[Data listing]
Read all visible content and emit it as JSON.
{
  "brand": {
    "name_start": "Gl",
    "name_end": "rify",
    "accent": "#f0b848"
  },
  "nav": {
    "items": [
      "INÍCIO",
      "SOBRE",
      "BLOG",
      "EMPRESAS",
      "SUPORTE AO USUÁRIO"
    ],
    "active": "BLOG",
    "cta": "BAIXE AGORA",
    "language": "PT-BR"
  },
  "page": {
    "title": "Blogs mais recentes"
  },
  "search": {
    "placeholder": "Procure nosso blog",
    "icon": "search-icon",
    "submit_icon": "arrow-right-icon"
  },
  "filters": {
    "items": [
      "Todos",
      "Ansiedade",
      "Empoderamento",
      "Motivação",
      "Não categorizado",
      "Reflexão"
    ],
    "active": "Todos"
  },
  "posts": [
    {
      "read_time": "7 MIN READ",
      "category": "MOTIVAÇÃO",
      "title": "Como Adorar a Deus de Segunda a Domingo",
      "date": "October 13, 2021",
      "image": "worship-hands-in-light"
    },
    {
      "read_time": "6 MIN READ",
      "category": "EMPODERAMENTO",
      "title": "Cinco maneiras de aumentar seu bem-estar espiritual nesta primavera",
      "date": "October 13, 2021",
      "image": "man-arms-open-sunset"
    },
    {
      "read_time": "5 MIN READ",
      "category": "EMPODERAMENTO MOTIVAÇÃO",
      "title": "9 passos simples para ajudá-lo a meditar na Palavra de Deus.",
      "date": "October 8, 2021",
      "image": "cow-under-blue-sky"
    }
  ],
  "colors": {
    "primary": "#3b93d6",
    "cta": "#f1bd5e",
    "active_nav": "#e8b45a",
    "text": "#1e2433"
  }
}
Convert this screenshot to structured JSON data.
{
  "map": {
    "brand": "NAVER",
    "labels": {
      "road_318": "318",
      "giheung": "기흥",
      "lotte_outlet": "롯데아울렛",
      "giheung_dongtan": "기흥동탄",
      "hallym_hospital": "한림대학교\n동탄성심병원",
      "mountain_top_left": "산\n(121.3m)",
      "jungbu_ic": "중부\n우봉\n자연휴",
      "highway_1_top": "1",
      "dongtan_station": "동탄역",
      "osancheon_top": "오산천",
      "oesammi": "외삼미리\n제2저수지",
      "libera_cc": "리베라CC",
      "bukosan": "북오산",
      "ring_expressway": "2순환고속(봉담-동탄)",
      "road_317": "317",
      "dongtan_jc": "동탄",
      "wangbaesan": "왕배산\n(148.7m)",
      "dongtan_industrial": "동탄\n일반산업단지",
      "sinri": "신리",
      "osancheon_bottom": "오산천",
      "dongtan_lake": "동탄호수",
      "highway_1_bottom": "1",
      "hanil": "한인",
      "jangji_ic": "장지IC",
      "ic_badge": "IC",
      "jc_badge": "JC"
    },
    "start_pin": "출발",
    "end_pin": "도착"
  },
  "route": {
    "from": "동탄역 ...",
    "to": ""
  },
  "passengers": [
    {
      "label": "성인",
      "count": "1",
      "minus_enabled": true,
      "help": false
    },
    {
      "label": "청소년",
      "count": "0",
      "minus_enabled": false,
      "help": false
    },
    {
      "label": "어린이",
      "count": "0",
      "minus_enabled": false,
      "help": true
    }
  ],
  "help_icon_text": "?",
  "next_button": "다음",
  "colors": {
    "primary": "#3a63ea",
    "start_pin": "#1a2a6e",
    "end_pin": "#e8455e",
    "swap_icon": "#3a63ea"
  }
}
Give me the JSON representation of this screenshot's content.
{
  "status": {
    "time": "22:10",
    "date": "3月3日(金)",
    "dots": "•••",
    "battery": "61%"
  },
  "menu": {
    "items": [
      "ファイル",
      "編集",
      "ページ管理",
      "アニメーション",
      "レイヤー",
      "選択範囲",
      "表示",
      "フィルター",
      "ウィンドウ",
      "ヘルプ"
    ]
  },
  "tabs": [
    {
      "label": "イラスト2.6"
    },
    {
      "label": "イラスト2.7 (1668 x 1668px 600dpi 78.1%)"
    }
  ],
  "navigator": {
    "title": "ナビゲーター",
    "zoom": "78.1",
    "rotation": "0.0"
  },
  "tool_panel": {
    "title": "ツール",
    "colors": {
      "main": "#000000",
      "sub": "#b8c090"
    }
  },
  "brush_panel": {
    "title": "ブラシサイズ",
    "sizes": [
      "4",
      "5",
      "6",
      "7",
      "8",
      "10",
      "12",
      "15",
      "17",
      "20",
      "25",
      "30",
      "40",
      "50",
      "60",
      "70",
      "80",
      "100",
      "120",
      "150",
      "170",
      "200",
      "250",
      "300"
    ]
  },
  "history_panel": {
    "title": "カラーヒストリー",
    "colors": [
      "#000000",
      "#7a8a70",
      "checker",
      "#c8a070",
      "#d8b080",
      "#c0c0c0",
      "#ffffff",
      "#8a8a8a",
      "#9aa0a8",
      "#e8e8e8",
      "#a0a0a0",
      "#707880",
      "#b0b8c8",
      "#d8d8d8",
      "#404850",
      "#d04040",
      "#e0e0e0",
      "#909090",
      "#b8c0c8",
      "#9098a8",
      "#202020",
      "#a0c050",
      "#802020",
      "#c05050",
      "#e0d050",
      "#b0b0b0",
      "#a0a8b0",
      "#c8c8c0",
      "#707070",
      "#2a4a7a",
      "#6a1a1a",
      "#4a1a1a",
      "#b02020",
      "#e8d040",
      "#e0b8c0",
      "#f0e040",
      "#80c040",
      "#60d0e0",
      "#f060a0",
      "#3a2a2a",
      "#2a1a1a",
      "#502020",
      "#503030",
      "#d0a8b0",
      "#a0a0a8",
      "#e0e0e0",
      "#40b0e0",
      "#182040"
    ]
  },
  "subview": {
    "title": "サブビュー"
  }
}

• [TASK TO CARRY OUT]: Return all of the data word for word.

• [THE REPLY]:
Read all visible content and emit it as JSON.
{
  "brand": {
    "name_start": "Gl",
    "name_end": "rify",
    "accent": "#f0b848"
  },
  "nav": {
    "items": [
      "INÍCIO",
      "SOBRE",
      "BLOG",
      "EMPRESAS",
      "SUPORTE AO USUÁRIO"
    ],
    "active": "BLOG",
    "cta": "BAIXE AGORA",
    "language": "PT-BR"
  },
  "page": {
    "title": "Blogs mais recentes"
  },
  "search": {
    "placeholder": "Procure nosso blog",
    "icon": "search-icon",
    "submit_icon": "arrow-right-icon"
  },
  "filters": {
    "items": [
      "Todos",
      "Ansiedade",
      "Empoderamento",
      "Motivação",
      "Não categorizado",
      "Reflexão"
    ],
    "active": "Todos"
  },
  "posts": [
    {
      "read_time": "7 MIN READ",
      "category": "MOTIVAÇÃO",
      "title": "Como Adorar a Deus de Segunda a Domingo",
      "date": "October 13, 2021",
      "image": "worship-hands-in-light"
    },
    {
      "read_time": "6 MIN READ",
      "category": "EMPODERAMENTO",
      "title": "Cinco maneiras de aumentar seu bem-estar espiritual nesta primavera",
      "date": "October 13, 2021",
      "image": "man-arms-open-sunset"
    },
    {
      "read_time": "5 MIN READ",
      "category": "EMPODERAMENTO MOTIVAÇÃO",
      "title": "9 passos simples para ajudá-lo a meditar na Palavra de Deus.",
      "date": "October 8, 2021",
      "image": "cow-under-blue-sky"
    }
  ],
  "colors": {
    "primary": "#3b93d6",
    "cta": "#f1bd5e",
    "active_nav": "#e8b45a",
    "text": "#1e2433"
  }
}
Convert this screenshot to structured JSON data.
{
  "map": {
    "brand": "NAVER",
    "labels": {
      "road_318": "318",
      "giheung": "기흥",
      "lotte_outlet": "롯데아울렛",
      "giheung_dongtan": "기흥동탄",
      "hallym_hospital": "한림대학교\n동탄성심병원",
      "mountain_top_left": "산\n(121.3m)",
      "jungbu_ic": "중부\n우봉\n자연휴",
      "highway_1_top": "1",
      "dongtan_station": "동탄역",
      "osancheon_top": "오산천",
      "oesammi": "외삼미리\n제2저수지",
      "libera_cc": "리베라CC",
      "bukosan": "북오산",
      "ring_expressway": "2순환고속(봉담-동탄)",
      "road_317": "317",
      "dongtan_jc": "동탄",
      "wangbaesan": "왕배산\n(148.7m)",
      "dongtan_industrial": "동탄\n일반산업단지",
      "sinri": "신리",
      "osancheon_bottom": "오산천",
      "dongtan_lake": "동탄호수",
      "highway_1_bottom": "1",
      "hanil": "한인",
      "jangji_ic": "장지IC",
      "ic_badge": "IC",
      "jc_badge": "JC"
    },
    "start_pin": "출발",
    "end_pin": "도착"
  },
  "route": {
    "from": "동탄역 ...",
    "to": ""
  },
  "passengers": [
    {
      "label": "성인",
      "count": "1",
      "minus_enabled": true,
      "help": false
    },
    {
      "label": "청소년",
      "count": "0",
      "minus_enabled": false,
      "help": false
    },
    {
      "label": "어린이",
      "count": "0",
      "minus_enabled": false,
      "help": true
    }
  ],
  "help_icon_text": "?",
  "next_button": "다음",
  "colors": {
    "primary": "#3a63ea",
    "start_pin": "#1a2a6e",
    "end_pin": "#e8455e",
    "swap_icon": "#3a63ea"
  }
}
Give me the JSON representation of this screenshot's content.
{
  "status": {
    "time": "22:10",
    "date": "3月3日(金)",
    "dots": "•••",
    "battery": "61%"
  },
  "menu": {
    "items": [
      "ファイル",
      "編集",
      "ページ管理",
      "アニメーション",
      "レイヤー",
      "選択範囲",
      "表示",
      "フィルター",
      "ウィンドウ",
      "ヘルプ"
    ]
  },
  "tabs": [
    {
      "label": "イラスト2.6"
    },
    {
      "label": "イラスト2.7 (1668 x 1668px 600dpi 78.1%)"
    }
  ],
  "navigator": {
    "title": "ナビゲーター",
    "zoom": "78.1",
    "rotation": "0.0"
  },
  "tool_panel": {
    "title": "ツール",
    "colors": {
      "main": "#000000",
      "sub": "#b8c090"
    }
  },
  "brush_panel": {
    "title": "ブラシサイズ",
    "sizes": [
      "4",
      "5",
      "6",
      "7",
      "8",
      "10",
      "12",
      "15",
      "17",
      "20",
      "25",
      "30",
      "40",
      "50",
      "60",
      "70",
      "80",
      "100",
      "120",
      "150",
      "170",
      "200",
      "250",
      "300"
    ]
  },
  "history_panel": {
    "title": "カラーヒストリー",
    "colors": [
      "#000000",
      "#7a8a70",
      "checker",
      "#c8a070",
      "#d8b080",
      "#c0c0c0",
      "#ffffff",
      "#8a8a8a",
      "#9aa0a8",
      "#e8e8e8",
      "#a0a0a0",
      "#707880",
      "#b0b8c8",
      "#d8d8d8",
      "#404850",
      "#d04040",
      "#e0e0e0",
      "#909090",
      "#b8c0c8",
      "#9098a8",
      "#202020",
      "#a0c050",
      "#802020",
      "#c05050",
      "#e0d050",
      "#b0b0b0",
      "#a0a8b0",
      "#c8c8c0",
      "#707070",
      "#2a4a7a",
      "#6a1a1a",
      "#4a1a1a",
      "#b02020",
      "#e8d040",
      "#e0b8c0",
      "#f0e040",
      "#80c040",
      "#60d0e0",
      "#f060a0",
      "#3a2a2a",
      "#2a1a1a",
      "#502020",
      "#503030",
      "#d0a8b0",
      "#a0a0a8",
      "#e0e0e0",
      "#40b0e0",
      "#182040"
    ]
  },
  "subview": {
    "title": "サブビュー"
  }
}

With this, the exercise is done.